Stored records

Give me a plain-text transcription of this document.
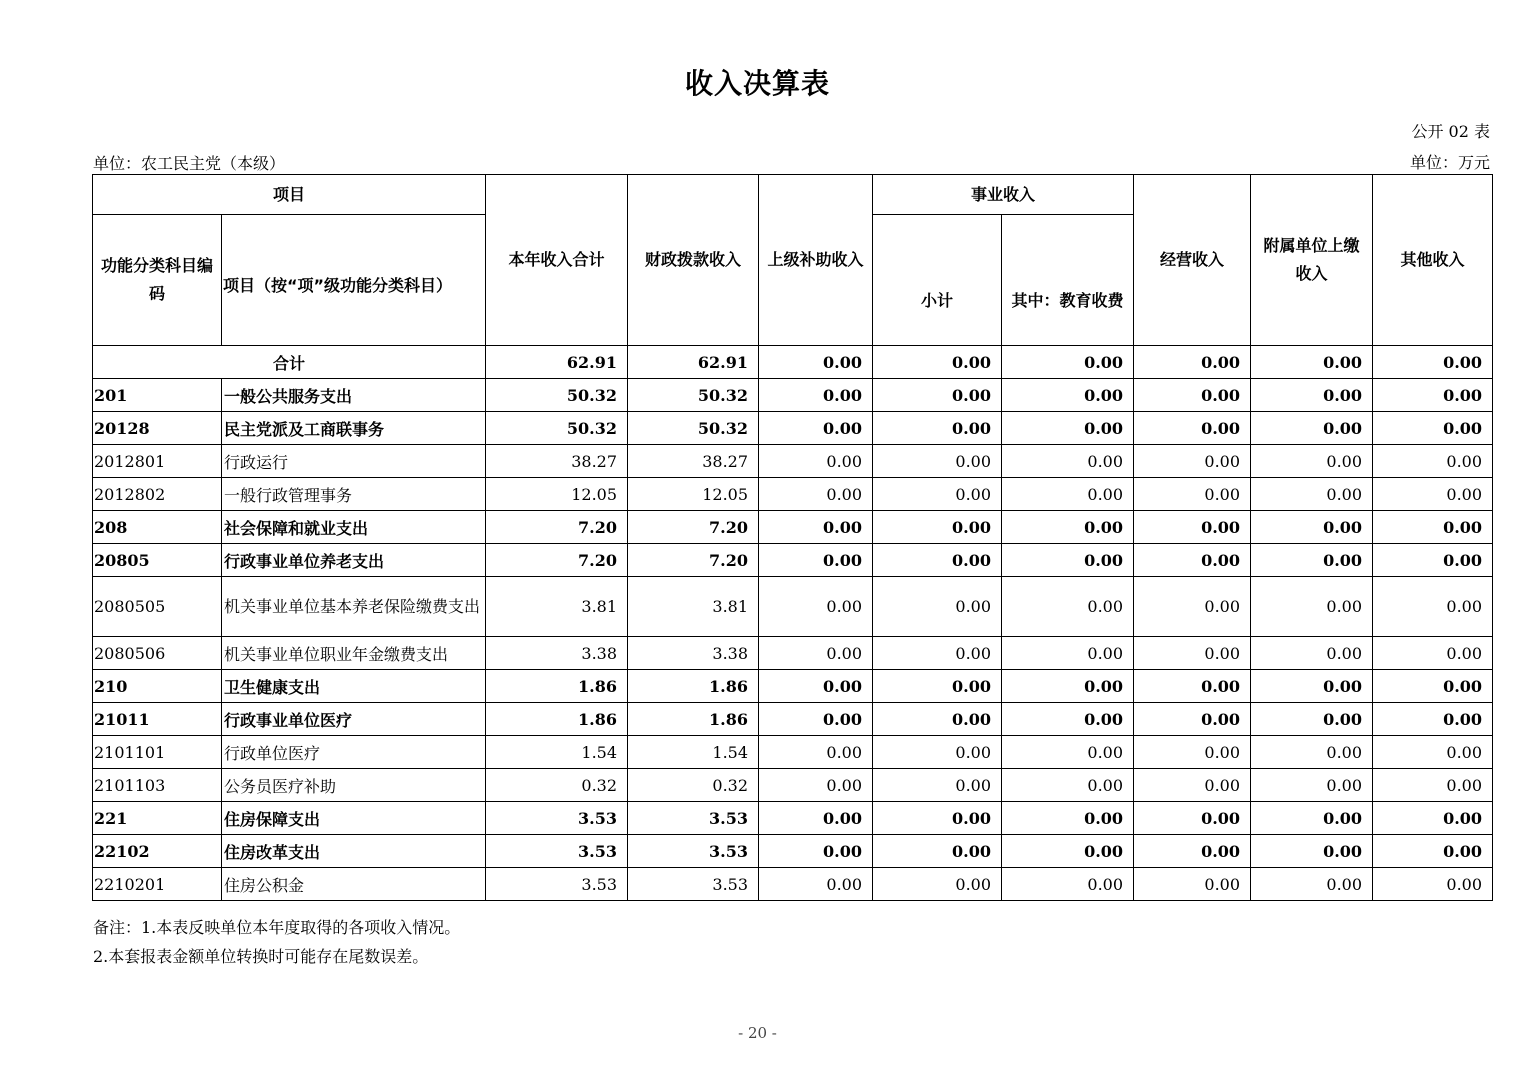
收入决算表
公开 02 表
单位：农工民主党（本级）	单位：万元
项目		本年收入合计	财政拨款收入	上级补助收入	事业收入		经营收入	附属单位上缴收入	其他收入
功能分类科目编码	项目（按“项”级功能分类科目）				小计	其中：教育收费			
合计		62.91	62.91	0.00	0.00	0.00	0.00	0.00	0.00
201	一般公共服务支出	50.32	50.32	0.00	0.00	0.00	0.00	0.00	0.00
20128	民主党派及工商联事务	50.32	50.32	0.00	0.00	0.00	0.00	0.00	0.00
2012801	行政运行	38.27	38.27	0.00	0.00	0.00	0.00	0.00	0.00
2012802	一般行政管理事务	12.05	12.05	0.00	0.00	0.00	0.00	0.00	0.00
208	社会保障和就业支出	7.20	7.20	0.00	0.00	0.00	0.00	0.00	0.00
20805	行政事业单位养老支出	7.20	7.20	0.00	0.00	0.00	0.00	0.00	0.00
2080505	机关事业单位基本养老保险缴费支出	3.81	3.81	0.00	0.00	0.00	0.00	0.00	0.00
2080506	机关事业单位职业年金缴费支出	3.38	3.38	0.00	0.00	0.00	0.00	0.00	0.00
210	卫生健康支出	1.86	1.86	0.00	0.00	0.00	0.00	0.00	0.00
21011	行政事业单位医疗	1.86	1.86	0.00	0.00	0.00	0.00	0.00	0.00
2101101	行政单位医疗	1.54	1.54	0.00	0.00	0.00	0.00	0.00	0.00
2101103	公务员医疗补助	0.32	0.32	0.00	0.00	0.00	0.00	0.00	0.00
221	住房保障支出	3.53	3.53	0.00	0.00	0.00	0.00	0.00	0.00
22102	住房改革支出	3.53	3.53	0.00	0.00	0.00	0.00	0.00	0.00
2210201	住房公积金	3.53	3.53	0.00	0.00	0.00	0.00	0.00	0.00
备注：1.本表反映单位本年度取得的各项收入情况。
2.本套报表金额单位转换时可能存在尾数误差。
- 20 -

## YOUR OBJECTIVE
Print the entries above exactly, taking out only the pictures.

## ANSWER IN FULL
Give me a plain-text transcription of this document.
收入决算表
公开 02 表
单位：农工民主党（本级）	单位：万元
项目		本年收入合计	财政拨款收入	上级补助收入	事业收入		经营收入	附属单位上缴收入	其他收入
功能分类科目编码	项目（按“项”级功能分类科目）				小计	其中：教育收费			
合计		62.91	62.91	0.00	0.00	0.00	0.00	0.00	0.00
201	一般公共服务支出	50.32	50.32	0.00	0.00	0.00	0.00	0.00	0.00
20128	民主党派及工商联事务	50.32	50.32	0.00	0.00	0.00	0.00	0.00	0.00
2012801	行政运行	38.27	38.27	0.00	0.00	0.00	0.00	0.00	0.00
2012802	一般行政管理事务	12.05	12.05	0.00	0.00	0.00	0.00	0.00	0.00
208	社会保障和就业支出	7.20	7.20	0.00	0.00	0.00	0.00	0.00	0.00
20805	行政事业单位养老支出	7.20	7.20	0.00	0.00	0.00	0.00	0.00	0.00
2080505	机关事业单位基本养老保险缴费支出	3.81	3.81	0.00	0.00	0.00	0.00	0.00	0.00
2080506	机关事业单位职业年金缴费支出	3.38	3.38	0.00	0.00	0.00	0.00	0.00	0.00
210	卫生健康支出	1.86	1.86	0.00	0.00	0.00	0.00	0.00	0.00
21011	行政事业单位医疗	1.86	1.86	0.00	0.00	0.00	0.00	0.00	0.00
2101101	行政单位医疗	1.54	1.54	0.00	0.00	0.00	0.00	0.00	0.00
2101103	公务员医疗补助	0.32	0.32	0.00	0.00	0.00	0.00	0.00	0.00
221	住房保障支出	3.53	3.53	0.00	0.00	0.00	0.00	0.00	0.00
22102	住房改革支出	3.53	3.53	0.00	0.00	0.00	0.00	0.00	0.00
2210201	住房公积金	3.53	3.53	0.00	0.00	0.00	0.00	0.00	0.00
备注：1.本表反映单位本年度取得的各项收入情况。
2.本套报表金额单位转换时可能存在尾数误差。
- 20 -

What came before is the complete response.